------ Records shown ------

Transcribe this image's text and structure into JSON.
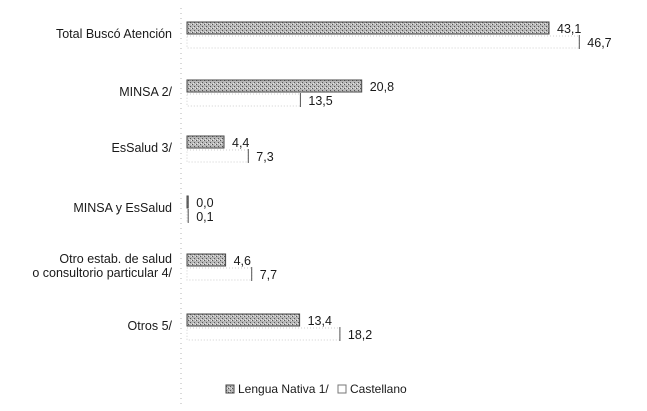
{
  "chart_data": {
    "type": "bar",
    "orientation": "horizontal",
    "categories": [
      "Total Buscó Atención",
      "MINSA 2/",
      "EsSalud 3/",
      "MINSA y EsSalud",
      "Otro estab. de salud o consultorio particular 4/",
      "Otros 5/"
    ],
    "category_lines": [
      [
        "Total Buscó Atención"
      ],
      [
        "MINSA 2/"
      ],
      [
        "EsSalud 3/"
      ],
      [
        "MINSA y EsSalud"
      ],
      [
        "Otro estab. de salud",
        "o consultorio particular 4/"
      ],
      [
        "Otros 5/"
      ]
    ],
    "series": [
      {
        "name": "Lengua Nativa 1/",
        "values": [
          43.1,
          20.8,
          4.4,
          0.0,
          4.6,
          13.4
        ],
        "labels": [
          "43,1",
          "20,8",
          "4,4",
          "0,0",
          "4,6",
          "13,4"
        ],
        "fill": "#8c8c8c"
      },
      {
        "name": "Castellano",
        "values": [
          46.7,
          13.5,
          7.3,
          0.1,
          7.7,
          18.2
        ],
        "labels": [
          "46,7",
          "13,5",
          "7,3",
          "0,1",
          "7,7",
          "18,2"
        ],
        "fill": "#ffffff"
      }
    ],
    "xlim": [
      0,
      50
    ],
    "grid": false,
    "legend_position": "bottom"
  }
}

------

◆ **Written request**
Each line with the string "name" in it needs to be found and copied.

◆ **The response**
        "name": "Lengua Nativa 1/",
        "name": "Castellano",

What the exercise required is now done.